■ **Brief**: Please rewrite the listing below as a JSON list of strings, from its first line up to and including the line that contains "point [1092,217,1113,235]". Give one string per line and leave out blank lines.

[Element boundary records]
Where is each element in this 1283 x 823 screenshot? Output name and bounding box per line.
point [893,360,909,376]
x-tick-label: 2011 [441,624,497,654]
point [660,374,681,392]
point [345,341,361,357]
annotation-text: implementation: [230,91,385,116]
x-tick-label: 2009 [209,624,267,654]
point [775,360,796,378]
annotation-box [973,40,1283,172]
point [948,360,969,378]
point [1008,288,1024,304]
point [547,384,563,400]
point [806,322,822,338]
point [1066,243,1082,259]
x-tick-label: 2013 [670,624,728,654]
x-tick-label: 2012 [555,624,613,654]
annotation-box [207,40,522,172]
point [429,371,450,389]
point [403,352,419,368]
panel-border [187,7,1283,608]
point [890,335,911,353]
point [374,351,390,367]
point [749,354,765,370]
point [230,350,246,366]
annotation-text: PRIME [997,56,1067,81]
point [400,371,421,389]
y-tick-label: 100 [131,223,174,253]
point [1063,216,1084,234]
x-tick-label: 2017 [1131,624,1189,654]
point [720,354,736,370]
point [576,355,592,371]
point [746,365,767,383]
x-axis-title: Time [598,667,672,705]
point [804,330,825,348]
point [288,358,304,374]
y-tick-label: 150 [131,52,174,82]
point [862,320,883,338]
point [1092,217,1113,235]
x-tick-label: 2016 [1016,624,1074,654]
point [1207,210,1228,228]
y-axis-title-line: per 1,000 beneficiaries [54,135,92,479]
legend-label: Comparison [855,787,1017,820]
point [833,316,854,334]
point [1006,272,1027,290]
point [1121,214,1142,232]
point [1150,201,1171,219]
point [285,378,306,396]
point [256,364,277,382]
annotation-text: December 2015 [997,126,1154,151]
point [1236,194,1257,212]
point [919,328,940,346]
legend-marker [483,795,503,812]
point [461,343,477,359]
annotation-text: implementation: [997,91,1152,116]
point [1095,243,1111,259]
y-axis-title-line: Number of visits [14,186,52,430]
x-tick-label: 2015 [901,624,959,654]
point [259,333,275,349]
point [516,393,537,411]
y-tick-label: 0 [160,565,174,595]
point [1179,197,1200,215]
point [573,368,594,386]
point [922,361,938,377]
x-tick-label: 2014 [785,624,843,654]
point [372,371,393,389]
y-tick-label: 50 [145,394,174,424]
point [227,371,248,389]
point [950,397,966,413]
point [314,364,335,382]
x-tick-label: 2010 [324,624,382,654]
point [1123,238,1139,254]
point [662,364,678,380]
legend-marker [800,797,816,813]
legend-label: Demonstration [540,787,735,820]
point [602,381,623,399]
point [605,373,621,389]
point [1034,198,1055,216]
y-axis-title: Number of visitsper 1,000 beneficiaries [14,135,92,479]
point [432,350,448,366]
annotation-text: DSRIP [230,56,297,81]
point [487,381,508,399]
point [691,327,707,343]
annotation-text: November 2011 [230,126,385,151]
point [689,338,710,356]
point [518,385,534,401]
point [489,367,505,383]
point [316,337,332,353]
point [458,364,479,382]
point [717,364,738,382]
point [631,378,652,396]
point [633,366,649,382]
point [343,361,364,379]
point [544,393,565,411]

■ **Exercise solution**:
[
  "Where is each element in this 1283 x 823 screenshot? Output name and bounding box per line.",
  "point [893,360,909,376]",
  "x-tick-label: 2011 [441,624,497,654]",
  "point [660,374,681,392]",
  "point [345,341,361,357]",
  "annotation-text: implementation: [230,91,385,116]",
  "x-tick-label: 2009 [209,624,267,654]",
  "point [775,360,796,378]",
  "annotation-box [973,40,1283,172]",
  "point [948,360,969,378]",
  "point [1008,288,1024,304]",
  "point [547,384,563,400]",
  "point [806,322,822,338]",
  "point [1066,243,1082,259]",
  "x-tick-label: 2013 [670,624,728,654]",
  "x-tick-label: 2012 [555,624,613,654]",
  "annotation-box [207,40,522,172]",
  "point [429,371,450,389]",
  "point [403,352,419,368]",
  "panel-border [187,7,1283,608]",
  "point [890,335,911,353]",
  "point [374,351,390,367]",
  "point [749,354,765,370]",
  "point [230,350,246,366]",
  "annotation-text: PRIME [997,56,1067,81]",
  "point [400,371,421,389]",
  "y-tick-label: 100 [131,223,174,253]",
  "point [1063,216,1084,234]",
  "x-tick-label: 2017 [1131,624,1189,654]",
  "point [720,354,736,370]",
  "point [576,355,592,371]",
  "point [746,365,767,383]",
  "x-axis-title: Time [598,667,672,705]",
  "point [804,330,825,348]",
  "point [288,358,304,374]",
  "y-tick-label: 150 [131,52,174,82]",
  "point [862,320,883,338]",
  "point [1092,217,1113,235]"
]